Data entries
- - -

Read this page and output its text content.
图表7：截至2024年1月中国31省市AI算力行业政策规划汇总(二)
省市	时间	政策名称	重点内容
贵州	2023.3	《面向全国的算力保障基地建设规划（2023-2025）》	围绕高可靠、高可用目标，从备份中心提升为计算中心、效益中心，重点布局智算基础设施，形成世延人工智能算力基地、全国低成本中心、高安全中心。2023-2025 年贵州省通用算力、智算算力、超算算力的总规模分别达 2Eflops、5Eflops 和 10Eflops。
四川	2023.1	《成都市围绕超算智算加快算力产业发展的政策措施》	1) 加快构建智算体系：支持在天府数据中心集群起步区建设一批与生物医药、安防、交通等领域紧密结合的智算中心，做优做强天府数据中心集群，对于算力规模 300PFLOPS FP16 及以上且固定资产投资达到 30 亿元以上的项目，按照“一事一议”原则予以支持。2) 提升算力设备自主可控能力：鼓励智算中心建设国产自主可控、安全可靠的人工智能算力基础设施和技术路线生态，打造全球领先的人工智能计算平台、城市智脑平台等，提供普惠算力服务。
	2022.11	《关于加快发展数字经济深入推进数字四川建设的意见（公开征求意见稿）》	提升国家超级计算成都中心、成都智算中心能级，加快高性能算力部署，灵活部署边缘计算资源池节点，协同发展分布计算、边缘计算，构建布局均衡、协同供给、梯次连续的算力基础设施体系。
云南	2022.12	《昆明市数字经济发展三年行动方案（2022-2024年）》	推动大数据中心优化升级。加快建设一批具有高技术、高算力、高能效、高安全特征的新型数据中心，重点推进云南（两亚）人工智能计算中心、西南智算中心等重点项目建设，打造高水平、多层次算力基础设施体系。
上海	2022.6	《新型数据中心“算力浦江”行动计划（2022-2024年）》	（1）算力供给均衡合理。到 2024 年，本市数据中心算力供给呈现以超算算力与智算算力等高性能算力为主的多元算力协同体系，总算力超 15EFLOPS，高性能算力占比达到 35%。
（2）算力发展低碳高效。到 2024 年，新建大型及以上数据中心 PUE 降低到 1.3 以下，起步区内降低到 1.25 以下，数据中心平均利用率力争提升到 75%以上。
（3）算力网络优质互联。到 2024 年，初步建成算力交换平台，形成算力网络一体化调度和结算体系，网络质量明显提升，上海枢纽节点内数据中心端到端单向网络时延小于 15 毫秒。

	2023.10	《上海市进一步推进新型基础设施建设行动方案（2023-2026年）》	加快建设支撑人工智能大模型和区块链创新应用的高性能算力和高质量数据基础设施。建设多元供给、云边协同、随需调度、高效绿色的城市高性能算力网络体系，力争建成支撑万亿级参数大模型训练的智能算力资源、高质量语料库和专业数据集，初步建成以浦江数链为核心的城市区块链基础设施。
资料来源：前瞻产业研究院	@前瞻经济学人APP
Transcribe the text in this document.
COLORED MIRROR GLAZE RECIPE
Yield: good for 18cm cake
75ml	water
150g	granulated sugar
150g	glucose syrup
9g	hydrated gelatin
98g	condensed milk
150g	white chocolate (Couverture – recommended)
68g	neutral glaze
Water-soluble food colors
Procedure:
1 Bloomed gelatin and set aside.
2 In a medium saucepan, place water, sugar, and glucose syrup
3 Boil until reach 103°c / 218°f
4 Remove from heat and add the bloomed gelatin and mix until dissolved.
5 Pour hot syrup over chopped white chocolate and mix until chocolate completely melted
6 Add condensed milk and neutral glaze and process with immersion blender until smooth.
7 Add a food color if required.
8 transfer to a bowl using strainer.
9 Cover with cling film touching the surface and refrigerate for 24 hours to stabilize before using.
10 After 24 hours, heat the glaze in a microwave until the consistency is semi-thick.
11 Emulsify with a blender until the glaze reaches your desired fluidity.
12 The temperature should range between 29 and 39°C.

- - -

Exercise directions: Copy out the lines from the line containing "Transcribe the text in this document." to the end of the listing above, without alteration.

Right answer:
Transcribe the text in this document.
COLORED MIRROR GLAZE RECIPE
Yield: good for 18cm cake
75ml	water
150g	granulated sugar
150g	glucose syrup
9g	hydrated gelatin
98g	condensed milk
150g	white chocolate (Couverture – recommended)
68g	neutral glaze
Water-soluble food colors
Procedure:
1 Bloomed gelatin and set aside.
2 In a medium saucepan, place water, sugar, and glucose syrup
3 Boil until reach 103°c / 218°f
4 Remove from heat and add the bloomed gelatin and mix until dissolved.
5 Pour hot syrup over chopped white chocolate and mix until chocolate completely melted
6 Add condensed milk and neutral glaze and process with immersion blender until smooth.
7 Add a food color if required.
8 transfer to a bowl using strainer.
9 Cover with cling film touching the surface and refrigerate for 24 hours to stabilize before using.
10 After 24 hours, heat the glaze in a microwave until the consistency is semi-thick.
11 Emulsify with a blender until the glaze reaches your desired fluidity.
12 The temperature should range between 29 and 39°C.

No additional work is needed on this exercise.